- WHAT THIS TASK INVOLVES -
Tally the lines that hold the string "Good", and reply with the count alone.

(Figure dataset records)
-- BEGIN --

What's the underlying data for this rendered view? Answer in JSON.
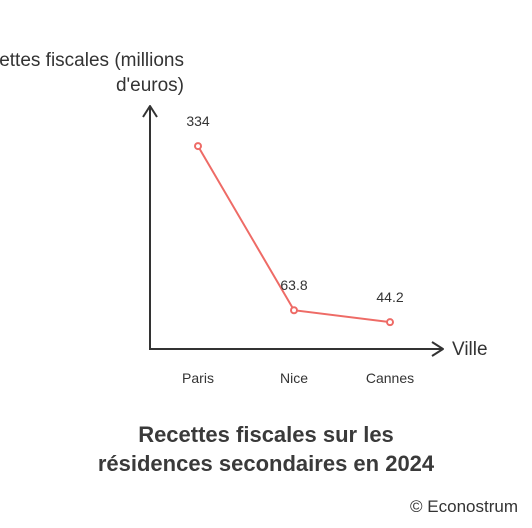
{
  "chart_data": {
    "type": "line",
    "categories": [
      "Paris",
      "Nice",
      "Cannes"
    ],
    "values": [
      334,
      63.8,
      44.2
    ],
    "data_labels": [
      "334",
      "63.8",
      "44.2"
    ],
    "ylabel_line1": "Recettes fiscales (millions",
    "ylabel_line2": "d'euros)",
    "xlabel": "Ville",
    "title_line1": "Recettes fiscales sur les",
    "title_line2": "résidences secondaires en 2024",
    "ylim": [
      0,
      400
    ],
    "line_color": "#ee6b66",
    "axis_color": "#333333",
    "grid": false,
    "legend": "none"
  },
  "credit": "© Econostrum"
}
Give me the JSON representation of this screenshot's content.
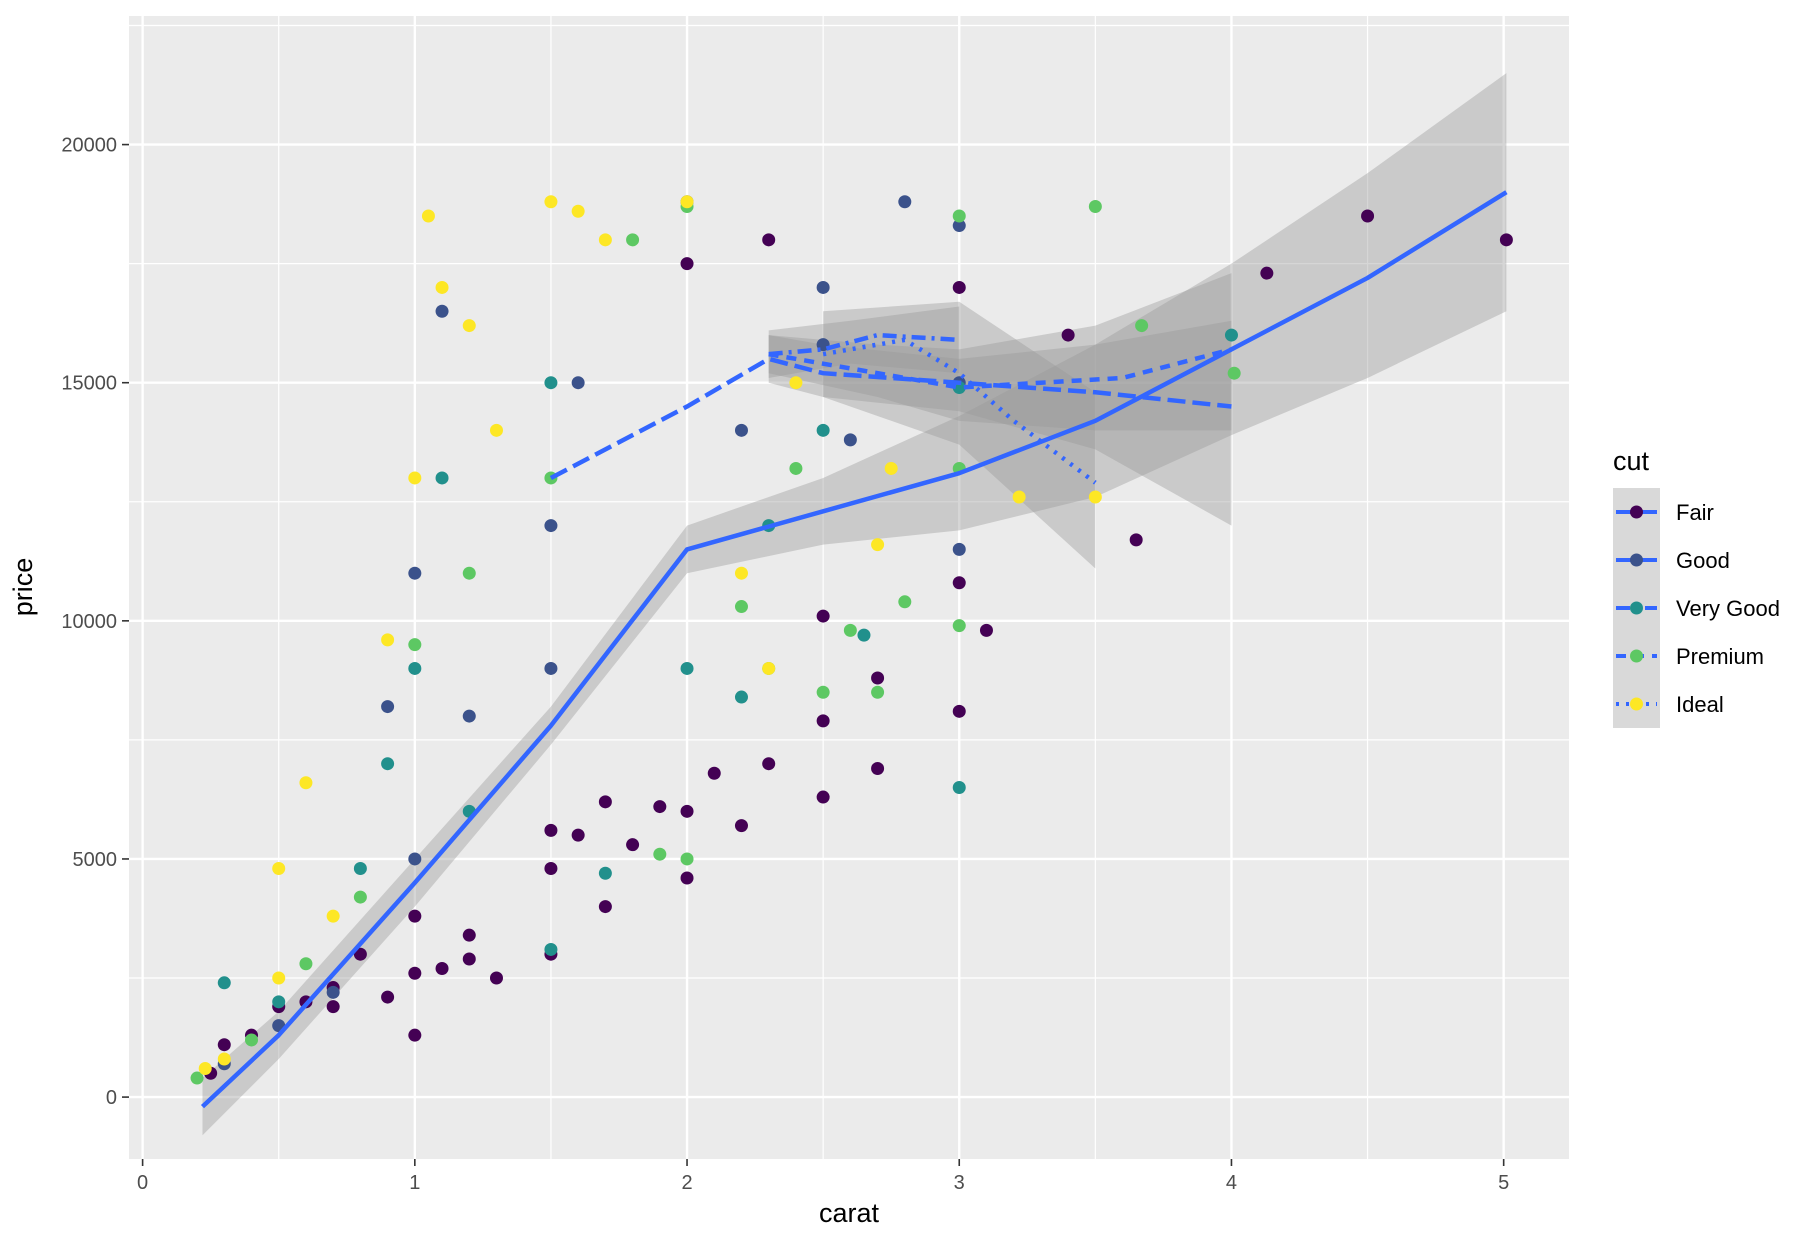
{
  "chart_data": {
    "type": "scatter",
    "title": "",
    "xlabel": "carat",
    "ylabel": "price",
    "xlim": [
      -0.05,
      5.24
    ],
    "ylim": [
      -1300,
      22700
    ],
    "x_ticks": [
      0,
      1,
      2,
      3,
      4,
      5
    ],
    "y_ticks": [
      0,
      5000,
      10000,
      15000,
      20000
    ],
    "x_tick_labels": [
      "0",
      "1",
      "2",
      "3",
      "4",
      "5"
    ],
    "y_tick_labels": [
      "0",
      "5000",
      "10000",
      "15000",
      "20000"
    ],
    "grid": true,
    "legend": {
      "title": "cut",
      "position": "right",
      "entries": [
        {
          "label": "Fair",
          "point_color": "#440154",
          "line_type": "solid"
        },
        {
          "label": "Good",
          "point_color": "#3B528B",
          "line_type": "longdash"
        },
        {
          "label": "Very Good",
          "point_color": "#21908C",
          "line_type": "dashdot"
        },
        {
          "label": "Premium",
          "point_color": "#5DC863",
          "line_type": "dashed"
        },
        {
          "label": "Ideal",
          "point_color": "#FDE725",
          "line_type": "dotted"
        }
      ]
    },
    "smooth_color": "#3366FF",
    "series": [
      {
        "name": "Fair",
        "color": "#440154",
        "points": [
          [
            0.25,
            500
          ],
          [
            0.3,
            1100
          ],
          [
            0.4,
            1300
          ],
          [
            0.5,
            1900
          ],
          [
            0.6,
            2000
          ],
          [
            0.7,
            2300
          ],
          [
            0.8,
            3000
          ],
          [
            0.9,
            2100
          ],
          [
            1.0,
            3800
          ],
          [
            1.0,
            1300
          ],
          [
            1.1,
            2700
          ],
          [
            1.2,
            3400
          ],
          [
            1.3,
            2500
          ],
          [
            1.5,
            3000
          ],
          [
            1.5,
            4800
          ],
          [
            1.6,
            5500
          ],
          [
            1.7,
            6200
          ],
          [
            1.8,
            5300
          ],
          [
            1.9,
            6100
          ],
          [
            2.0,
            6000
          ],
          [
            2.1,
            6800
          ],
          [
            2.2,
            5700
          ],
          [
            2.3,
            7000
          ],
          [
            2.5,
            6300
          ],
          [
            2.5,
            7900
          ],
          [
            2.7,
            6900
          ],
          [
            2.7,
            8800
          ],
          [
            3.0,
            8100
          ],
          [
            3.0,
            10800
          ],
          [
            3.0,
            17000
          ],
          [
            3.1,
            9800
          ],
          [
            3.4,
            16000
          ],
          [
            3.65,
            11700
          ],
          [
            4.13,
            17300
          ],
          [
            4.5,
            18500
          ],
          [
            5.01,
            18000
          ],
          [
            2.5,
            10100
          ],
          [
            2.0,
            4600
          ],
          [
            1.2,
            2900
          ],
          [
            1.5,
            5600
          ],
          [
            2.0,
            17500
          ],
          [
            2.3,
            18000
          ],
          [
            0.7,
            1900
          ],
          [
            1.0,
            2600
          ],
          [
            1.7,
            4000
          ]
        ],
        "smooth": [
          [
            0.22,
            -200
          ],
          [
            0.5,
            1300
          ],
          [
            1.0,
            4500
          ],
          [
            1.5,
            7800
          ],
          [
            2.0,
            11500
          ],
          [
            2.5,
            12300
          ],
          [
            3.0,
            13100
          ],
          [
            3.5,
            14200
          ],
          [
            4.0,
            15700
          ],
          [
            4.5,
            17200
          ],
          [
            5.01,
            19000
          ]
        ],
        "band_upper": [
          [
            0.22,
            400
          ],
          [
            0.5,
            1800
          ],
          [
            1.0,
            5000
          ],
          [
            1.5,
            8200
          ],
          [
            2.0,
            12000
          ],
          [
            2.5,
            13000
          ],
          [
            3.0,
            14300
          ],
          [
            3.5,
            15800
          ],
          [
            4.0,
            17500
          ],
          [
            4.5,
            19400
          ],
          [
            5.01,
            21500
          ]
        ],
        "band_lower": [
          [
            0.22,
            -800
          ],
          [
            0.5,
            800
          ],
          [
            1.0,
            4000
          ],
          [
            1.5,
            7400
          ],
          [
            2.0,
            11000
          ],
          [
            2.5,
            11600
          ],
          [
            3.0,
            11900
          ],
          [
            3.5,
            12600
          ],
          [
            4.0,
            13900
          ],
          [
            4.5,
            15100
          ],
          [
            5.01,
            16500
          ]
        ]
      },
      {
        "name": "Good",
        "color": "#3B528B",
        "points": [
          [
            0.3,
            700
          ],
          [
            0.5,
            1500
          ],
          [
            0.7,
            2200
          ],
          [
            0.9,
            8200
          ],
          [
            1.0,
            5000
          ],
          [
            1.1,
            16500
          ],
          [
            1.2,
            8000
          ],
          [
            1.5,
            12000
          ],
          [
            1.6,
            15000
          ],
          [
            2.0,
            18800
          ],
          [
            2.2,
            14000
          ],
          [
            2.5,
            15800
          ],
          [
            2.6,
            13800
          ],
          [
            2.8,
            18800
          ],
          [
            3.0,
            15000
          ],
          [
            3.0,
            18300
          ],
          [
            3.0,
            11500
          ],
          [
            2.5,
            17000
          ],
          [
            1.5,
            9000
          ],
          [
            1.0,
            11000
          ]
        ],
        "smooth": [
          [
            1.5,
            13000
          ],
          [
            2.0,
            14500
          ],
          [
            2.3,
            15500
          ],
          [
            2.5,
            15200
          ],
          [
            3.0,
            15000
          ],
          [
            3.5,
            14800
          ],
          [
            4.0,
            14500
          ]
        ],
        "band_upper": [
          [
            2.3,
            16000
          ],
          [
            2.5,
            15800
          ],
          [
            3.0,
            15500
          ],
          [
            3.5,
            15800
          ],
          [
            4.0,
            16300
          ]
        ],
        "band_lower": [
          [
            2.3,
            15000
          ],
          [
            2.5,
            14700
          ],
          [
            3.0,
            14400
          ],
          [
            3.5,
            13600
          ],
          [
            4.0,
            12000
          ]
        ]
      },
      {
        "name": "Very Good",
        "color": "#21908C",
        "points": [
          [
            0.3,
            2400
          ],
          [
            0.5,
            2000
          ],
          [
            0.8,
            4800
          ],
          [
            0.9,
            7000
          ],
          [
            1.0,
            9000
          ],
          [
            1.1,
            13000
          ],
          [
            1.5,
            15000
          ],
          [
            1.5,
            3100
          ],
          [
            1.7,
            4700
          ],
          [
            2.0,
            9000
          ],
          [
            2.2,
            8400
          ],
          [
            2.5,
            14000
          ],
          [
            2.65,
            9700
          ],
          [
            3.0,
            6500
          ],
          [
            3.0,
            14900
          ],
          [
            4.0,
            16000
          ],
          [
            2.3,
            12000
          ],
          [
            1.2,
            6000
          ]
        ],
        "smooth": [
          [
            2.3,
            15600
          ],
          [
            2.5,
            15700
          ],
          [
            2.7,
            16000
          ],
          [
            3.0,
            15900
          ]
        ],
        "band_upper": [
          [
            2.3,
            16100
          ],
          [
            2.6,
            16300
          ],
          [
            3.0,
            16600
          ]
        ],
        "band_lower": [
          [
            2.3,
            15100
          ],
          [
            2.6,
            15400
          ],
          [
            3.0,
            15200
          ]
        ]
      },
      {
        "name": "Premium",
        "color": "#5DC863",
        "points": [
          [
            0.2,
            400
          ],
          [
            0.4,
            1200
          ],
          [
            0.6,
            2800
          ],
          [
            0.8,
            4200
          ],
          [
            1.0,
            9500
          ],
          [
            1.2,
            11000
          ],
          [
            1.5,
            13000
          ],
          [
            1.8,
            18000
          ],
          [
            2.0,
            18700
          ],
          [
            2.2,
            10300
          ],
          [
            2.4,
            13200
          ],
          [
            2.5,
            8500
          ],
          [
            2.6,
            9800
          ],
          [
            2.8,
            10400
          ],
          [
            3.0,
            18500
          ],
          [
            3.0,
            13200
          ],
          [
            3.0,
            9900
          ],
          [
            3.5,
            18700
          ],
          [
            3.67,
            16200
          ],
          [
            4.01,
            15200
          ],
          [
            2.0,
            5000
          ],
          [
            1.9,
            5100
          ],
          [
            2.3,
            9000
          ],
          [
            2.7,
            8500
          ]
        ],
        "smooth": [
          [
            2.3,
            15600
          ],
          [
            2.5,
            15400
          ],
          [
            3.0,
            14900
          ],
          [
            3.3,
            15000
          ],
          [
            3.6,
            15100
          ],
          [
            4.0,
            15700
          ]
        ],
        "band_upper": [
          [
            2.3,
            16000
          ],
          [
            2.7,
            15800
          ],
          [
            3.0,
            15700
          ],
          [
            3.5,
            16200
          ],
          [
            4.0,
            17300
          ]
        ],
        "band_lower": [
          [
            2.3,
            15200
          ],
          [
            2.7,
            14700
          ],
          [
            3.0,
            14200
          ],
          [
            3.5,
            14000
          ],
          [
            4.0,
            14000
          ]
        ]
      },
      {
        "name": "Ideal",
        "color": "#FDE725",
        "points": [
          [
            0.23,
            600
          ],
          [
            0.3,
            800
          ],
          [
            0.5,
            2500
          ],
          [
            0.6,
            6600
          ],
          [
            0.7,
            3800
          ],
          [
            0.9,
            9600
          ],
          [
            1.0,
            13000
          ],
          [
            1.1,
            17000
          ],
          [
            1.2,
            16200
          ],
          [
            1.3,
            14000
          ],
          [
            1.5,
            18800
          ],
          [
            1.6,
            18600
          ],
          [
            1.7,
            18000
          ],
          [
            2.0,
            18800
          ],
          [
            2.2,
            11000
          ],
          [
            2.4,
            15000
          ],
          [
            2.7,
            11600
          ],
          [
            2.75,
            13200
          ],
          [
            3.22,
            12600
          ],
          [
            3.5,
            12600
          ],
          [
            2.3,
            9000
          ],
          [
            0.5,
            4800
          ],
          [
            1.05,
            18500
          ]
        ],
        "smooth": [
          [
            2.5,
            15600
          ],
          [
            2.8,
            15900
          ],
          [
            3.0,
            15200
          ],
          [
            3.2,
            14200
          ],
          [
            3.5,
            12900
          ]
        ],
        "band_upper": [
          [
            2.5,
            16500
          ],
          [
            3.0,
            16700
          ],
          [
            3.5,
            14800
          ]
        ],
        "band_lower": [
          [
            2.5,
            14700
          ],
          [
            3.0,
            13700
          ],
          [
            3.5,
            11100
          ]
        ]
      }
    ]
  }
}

-- END --

- WRITTEN ANSWER -
4